→ **Directive**
Write out the listing below exactly, and omit any images you find in it.

Dataset items:
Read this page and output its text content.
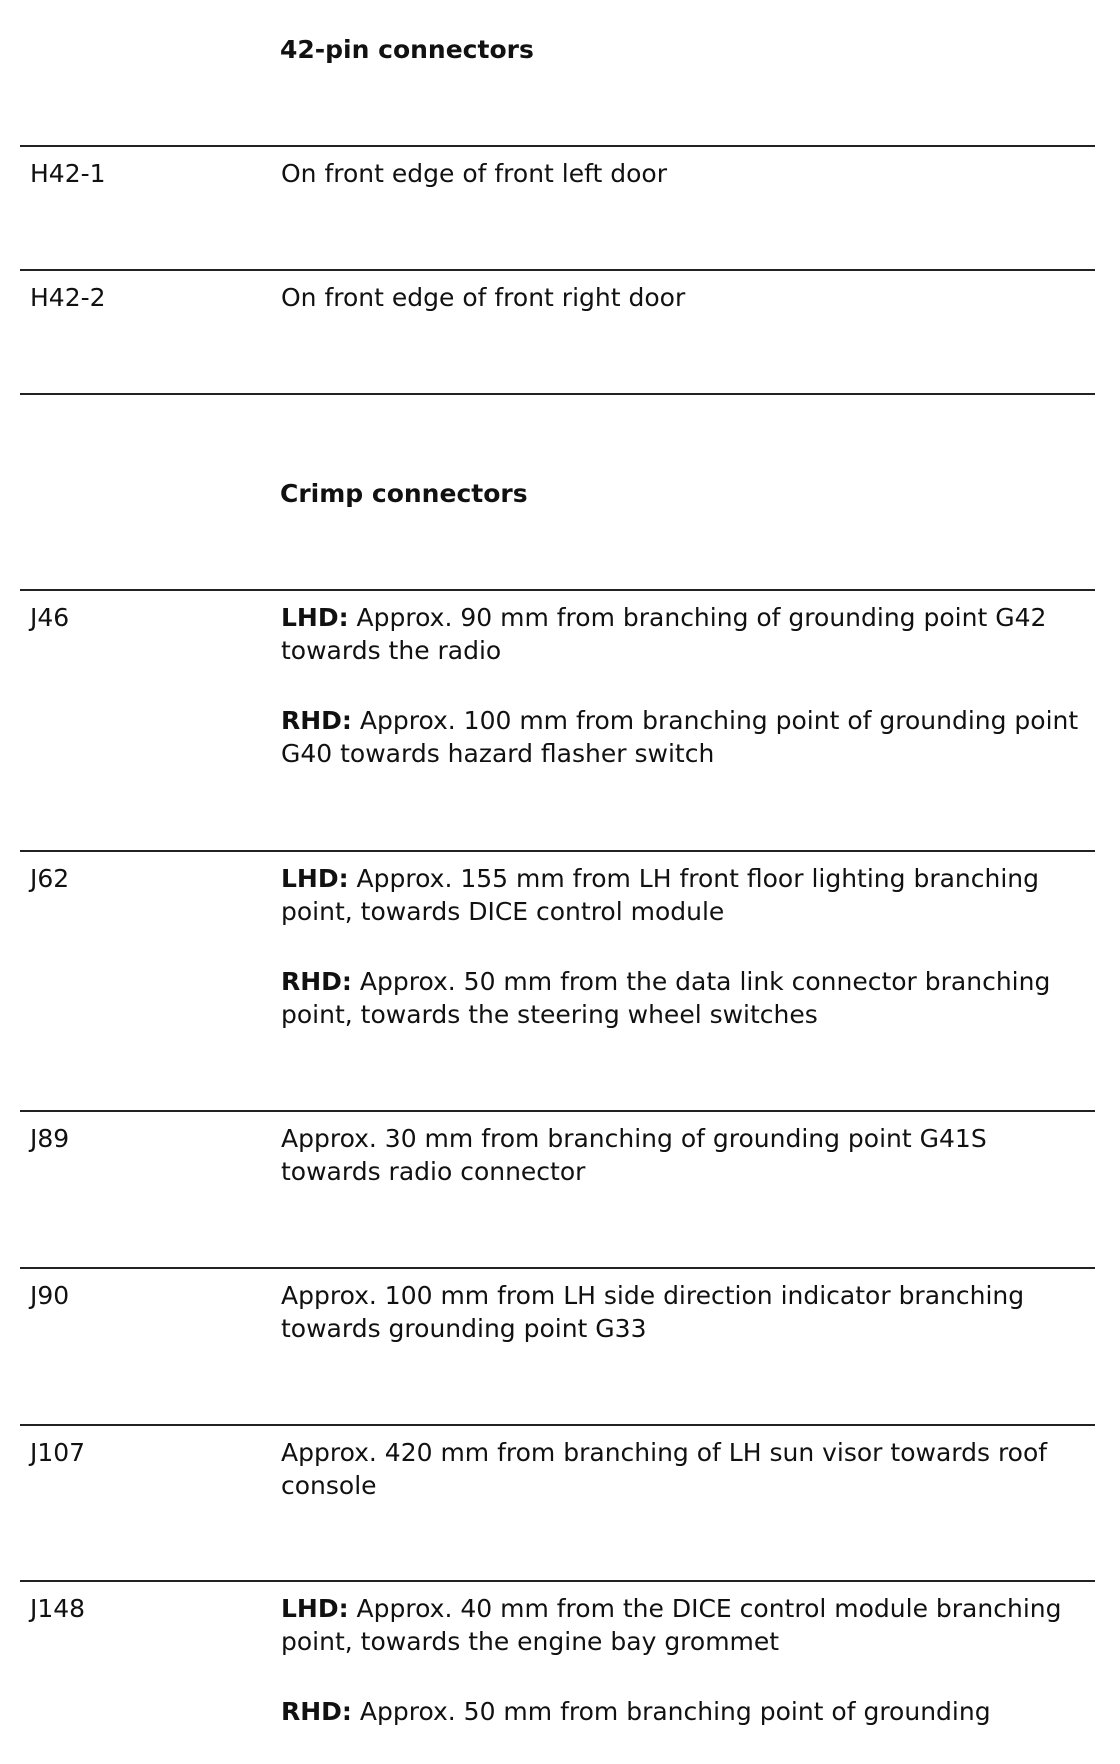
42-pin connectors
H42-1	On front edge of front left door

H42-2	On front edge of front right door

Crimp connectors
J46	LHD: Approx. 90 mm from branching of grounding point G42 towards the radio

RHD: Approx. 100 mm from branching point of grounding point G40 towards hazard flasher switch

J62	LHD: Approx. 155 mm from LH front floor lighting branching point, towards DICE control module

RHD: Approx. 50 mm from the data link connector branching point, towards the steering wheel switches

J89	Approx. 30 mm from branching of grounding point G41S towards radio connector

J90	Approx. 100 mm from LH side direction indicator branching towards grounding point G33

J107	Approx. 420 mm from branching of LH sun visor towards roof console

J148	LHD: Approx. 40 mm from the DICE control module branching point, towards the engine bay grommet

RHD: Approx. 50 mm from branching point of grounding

→ **Exercise result**
Read this page and output its text content.
42-pin connectors
H42-1	On front edge of front left door

H42-2	On front edge of front right door

Crimp connectors
J46	LHD: Approx. 90 mm from branching of grounding point G42 towards the radio

RHD: Approx. 100 mm from branching point of grounding point G40 towards hazard flasher switch

J62	LHD: Approx. 155 mm from LH front floor lighting branching point, towards DICE control module

RHD: Approx. 50 mm from the data link connector branching point, towards the steering wheel switches

J89	Approx. 30 mm from branching of grounding point G41S towards radio connector

J90	Approx. 100 mm from LH side direction indicator branching towards grounding point G33

J107	Approx. 420 mm from branching of LH sun visor towards roof console

J148	LHD: Approx. 40 mm from the DICE control module branching point, towards the engine bay grommet

RHD: Approx. 50 mm from branching point of grounding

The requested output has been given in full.